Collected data
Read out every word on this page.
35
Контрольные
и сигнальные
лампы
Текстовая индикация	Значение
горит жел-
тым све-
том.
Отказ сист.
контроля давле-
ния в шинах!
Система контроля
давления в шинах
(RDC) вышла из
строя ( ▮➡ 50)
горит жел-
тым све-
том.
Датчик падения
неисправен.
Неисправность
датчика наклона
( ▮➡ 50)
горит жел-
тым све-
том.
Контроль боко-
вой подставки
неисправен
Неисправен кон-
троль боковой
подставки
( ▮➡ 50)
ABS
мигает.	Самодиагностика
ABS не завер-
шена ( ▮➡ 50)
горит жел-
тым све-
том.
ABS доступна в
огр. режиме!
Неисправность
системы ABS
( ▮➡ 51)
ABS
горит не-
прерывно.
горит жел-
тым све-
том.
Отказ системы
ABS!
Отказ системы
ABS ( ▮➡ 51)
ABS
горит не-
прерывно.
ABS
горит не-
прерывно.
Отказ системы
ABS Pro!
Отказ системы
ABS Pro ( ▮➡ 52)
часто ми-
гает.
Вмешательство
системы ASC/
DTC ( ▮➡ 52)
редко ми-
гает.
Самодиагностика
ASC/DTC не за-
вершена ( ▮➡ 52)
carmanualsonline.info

==

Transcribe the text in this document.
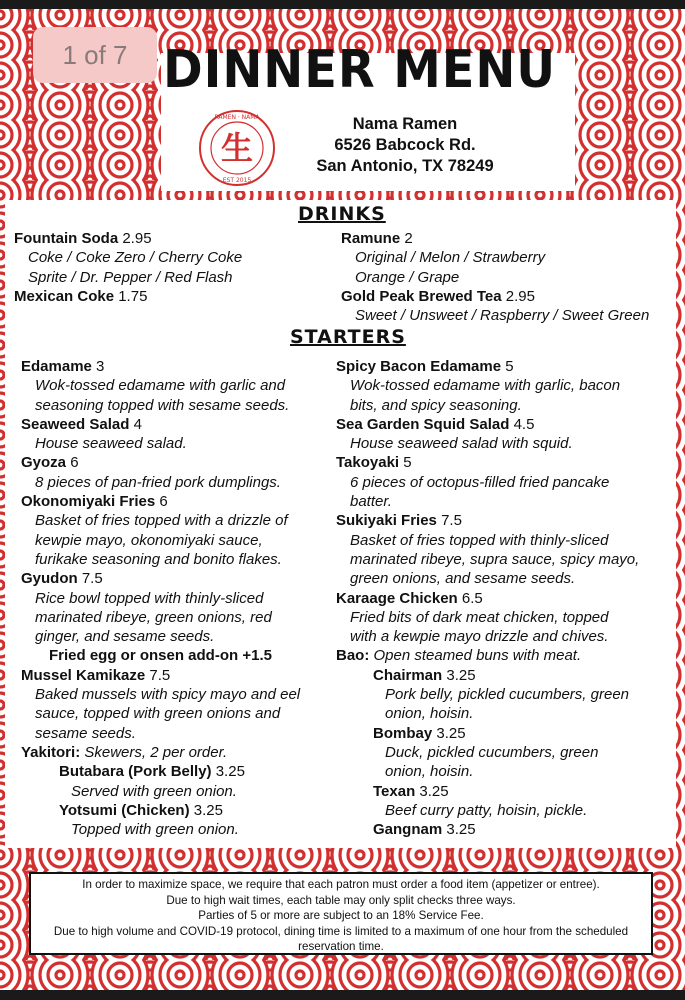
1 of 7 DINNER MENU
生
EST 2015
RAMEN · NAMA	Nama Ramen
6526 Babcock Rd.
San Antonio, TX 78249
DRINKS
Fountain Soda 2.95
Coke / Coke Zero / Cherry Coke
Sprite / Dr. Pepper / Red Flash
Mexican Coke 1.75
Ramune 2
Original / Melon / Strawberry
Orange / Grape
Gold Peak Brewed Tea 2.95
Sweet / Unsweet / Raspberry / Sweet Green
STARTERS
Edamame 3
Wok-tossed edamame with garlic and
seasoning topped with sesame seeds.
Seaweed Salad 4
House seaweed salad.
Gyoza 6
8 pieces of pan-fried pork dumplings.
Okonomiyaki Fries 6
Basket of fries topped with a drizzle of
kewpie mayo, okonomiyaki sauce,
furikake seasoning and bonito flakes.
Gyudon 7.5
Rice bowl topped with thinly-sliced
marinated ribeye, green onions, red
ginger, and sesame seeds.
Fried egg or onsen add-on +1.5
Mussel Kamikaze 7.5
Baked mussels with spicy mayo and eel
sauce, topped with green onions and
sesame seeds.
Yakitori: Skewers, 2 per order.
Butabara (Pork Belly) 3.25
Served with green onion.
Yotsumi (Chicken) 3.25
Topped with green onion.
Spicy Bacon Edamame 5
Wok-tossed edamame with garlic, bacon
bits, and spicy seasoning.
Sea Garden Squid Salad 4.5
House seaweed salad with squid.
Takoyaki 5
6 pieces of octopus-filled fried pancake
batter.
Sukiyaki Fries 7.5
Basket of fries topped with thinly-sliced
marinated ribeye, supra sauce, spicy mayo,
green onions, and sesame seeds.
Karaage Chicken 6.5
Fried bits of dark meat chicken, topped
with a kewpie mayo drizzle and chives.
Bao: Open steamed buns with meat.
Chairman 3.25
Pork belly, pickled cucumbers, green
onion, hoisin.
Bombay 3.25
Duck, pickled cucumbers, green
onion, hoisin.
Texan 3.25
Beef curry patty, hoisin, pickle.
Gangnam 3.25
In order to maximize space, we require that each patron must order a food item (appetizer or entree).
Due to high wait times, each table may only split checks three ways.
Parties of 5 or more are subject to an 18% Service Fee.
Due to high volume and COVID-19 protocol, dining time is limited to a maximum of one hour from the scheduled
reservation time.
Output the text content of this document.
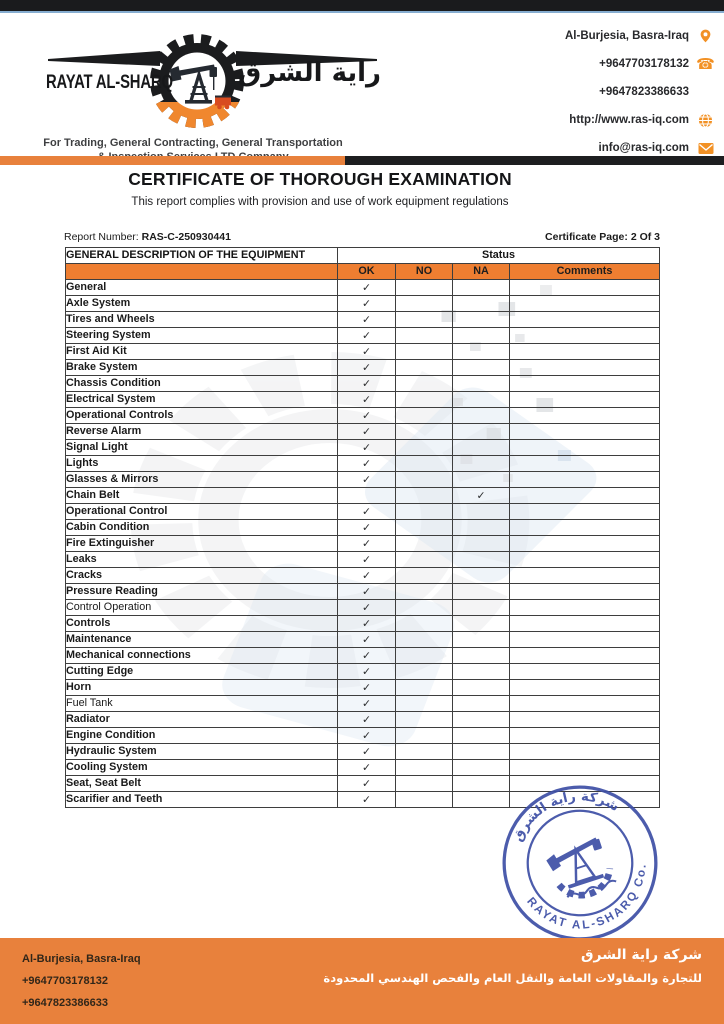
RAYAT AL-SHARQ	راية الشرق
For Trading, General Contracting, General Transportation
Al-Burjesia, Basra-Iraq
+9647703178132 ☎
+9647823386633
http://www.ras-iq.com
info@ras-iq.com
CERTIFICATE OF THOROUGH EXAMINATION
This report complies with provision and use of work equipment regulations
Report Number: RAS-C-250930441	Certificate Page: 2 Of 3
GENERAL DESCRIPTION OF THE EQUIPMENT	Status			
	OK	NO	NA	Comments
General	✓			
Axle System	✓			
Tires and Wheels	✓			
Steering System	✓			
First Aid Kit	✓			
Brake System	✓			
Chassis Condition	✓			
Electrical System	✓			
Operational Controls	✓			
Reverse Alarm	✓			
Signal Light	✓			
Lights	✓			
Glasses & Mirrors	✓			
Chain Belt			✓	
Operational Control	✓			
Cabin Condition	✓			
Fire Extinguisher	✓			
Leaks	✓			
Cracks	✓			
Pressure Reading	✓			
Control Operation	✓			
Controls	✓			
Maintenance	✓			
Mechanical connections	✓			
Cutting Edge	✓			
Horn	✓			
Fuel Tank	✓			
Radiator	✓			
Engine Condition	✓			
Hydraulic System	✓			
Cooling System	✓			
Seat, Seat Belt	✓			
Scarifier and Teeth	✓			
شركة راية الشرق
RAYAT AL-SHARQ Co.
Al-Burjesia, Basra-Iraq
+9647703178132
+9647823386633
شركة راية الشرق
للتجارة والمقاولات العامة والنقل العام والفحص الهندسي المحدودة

--

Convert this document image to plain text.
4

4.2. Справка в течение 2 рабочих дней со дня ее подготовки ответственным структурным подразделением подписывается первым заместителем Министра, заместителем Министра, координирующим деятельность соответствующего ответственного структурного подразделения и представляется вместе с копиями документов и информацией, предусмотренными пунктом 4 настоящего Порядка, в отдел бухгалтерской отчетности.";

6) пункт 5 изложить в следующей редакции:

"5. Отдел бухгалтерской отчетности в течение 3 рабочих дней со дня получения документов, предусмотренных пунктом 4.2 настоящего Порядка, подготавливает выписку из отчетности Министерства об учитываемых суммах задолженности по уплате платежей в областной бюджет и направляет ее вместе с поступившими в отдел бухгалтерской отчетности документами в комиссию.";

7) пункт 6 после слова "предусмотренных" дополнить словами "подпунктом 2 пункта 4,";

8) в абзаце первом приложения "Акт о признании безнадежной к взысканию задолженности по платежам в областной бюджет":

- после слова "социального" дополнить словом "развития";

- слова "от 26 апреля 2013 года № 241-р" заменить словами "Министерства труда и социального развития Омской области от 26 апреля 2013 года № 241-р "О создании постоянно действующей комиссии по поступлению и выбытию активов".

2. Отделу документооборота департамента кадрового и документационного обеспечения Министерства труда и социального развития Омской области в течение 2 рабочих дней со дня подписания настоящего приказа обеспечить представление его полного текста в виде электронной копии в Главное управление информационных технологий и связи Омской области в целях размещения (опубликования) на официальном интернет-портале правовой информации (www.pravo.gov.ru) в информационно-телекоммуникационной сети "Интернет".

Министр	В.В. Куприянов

TASK DIRECTIONS.
Which lines include the word "each"? List them all.

WRITTEN RESPONSE.
In order to maximize space, we require that each patron must order a food item (appetizer or entree).
Due to high wait times, each table may only split checks three ways.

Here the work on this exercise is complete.